(Extracted records)
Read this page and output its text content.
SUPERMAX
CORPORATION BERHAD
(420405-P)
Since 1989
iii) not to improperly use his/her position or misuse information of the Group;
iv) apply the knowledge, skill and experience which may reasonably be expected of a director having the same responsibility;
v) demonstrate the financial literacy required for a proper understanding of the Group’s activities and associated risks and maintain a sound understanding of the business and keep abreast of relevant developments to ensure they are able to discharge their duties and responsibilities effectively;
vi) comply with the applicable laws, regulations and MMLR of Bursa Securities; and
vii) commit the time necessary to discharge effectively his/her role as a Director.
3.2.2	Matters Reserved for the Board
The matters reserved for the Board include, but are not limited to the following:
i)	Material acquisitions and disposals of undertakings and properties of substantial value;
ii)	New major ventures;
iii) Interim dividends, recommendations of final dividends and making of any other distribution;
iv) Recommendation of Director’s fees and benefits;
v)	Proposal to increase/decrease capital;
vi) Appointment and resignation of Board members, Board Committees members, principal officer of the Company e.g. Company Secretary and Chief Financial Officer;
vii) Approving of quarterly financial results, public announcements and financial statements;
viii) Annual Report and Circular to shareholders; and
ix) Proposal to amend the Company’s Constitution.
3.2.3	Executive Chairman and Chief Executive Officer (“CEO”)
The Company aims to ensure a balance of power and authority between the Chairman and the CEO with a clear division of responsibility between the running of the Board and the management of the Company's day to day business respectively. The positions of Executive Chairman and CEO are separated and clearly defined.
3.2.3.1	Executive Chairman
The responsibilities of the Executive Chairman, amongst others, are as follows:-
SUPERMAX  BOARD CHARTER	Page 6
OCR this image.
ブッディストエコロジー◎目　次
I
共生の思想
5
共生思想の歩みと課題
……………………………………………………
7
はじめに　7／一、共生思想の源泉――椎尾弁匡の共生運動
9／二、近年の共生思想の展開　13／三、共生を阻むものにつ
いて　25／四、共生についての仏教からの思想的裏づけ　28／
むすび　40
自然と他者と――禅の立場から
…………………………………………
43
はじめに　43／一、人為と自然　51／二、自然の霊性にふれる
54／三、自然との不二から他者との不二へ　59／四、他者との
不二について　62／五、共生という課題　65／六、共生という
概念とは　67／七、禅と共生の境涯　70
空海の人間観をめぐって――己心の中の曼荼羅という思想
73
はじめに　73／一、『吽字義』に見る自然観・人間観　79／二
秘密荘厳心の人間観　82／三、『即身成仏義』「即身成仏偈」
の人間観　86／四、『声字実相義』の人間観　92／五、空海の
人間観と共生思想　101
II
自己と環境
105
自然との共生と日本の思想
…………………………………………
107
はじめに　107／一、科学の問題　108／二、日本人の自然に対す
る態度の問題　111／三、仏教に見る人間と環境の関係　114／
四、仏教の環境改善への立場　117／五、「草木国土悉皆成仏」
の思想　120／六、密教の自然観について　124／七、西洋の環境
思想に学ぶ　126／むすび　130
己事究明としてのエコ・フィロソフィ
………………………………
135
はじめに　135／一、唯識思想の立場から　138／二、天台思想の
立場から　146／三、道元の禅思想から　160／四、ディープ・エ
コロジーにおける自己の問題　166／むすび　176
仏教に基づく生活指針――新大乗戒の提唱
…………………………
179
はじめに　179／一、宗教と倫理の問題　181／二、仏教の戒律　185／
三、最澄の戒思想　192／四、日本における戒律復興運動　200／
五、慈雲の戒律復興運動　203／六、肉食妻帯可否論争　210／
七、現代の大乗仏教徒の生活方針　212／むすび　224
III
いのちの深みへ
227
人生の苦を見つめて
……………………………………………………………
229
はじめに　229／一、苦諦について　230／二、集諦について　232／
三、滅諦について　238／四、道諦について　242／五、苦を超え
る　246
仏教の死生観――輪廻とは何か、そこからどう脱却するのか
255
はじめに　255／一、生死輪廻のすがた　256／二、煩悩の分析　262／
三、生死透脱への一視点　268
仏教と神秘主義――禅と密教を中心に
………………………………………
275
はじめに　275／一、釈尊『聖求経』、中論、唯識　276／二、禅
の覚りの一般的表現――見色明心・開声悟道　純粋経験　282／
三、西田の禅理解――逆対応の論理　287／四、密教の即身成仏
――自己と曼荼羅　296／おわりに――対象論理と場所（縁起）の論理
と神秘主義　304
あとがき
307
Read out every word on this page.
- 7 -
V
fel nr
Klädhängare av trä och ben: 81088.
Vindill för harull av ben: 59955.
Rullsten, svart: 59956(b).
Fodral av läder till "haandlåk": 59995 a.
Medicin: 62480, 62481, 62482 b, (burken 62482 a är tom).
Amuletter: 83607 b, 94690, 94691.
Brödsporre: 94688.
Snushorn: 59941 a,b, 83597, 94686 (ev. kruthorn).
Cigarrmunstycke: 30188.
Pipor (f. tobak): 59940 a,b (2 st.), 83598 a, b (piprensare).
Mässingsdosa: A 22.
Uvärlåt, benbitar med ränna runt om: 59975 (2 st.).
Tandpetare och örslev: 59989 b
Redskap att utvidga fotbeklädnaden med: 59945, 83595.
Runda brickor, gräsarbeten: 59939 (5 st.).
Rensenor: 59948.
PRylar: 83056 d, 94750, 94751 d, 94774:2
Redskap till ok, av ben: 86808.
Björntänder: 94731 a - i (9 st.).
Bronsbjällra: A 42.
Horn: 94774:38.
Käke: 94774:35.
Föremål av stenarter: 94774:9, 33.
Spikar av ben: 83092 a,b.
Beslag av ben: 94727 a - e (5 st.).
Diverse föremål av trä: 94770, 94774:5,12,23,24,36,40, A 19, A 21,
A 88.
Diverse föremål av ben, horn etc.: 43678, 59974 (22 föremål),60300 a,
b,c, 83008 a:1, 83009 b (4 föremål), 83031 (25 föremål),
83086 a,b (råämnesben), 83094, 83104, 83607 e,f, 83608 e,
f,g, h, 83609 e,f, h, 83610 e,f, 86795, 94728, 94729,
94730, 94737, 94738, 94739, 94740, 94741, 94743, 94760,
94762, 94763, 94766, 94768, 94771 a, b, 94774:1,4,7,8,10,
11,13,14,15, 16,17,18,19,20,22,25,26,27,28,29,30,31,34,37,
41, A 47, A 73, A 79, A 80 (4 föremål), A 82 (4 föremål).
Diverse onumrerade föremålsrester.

## PROBLEM DESCRIPTION
Select every line above that contains the word "Read", and copy it.

## FINISHED TASK
Read this page and output its text content.
Read out every word on this page.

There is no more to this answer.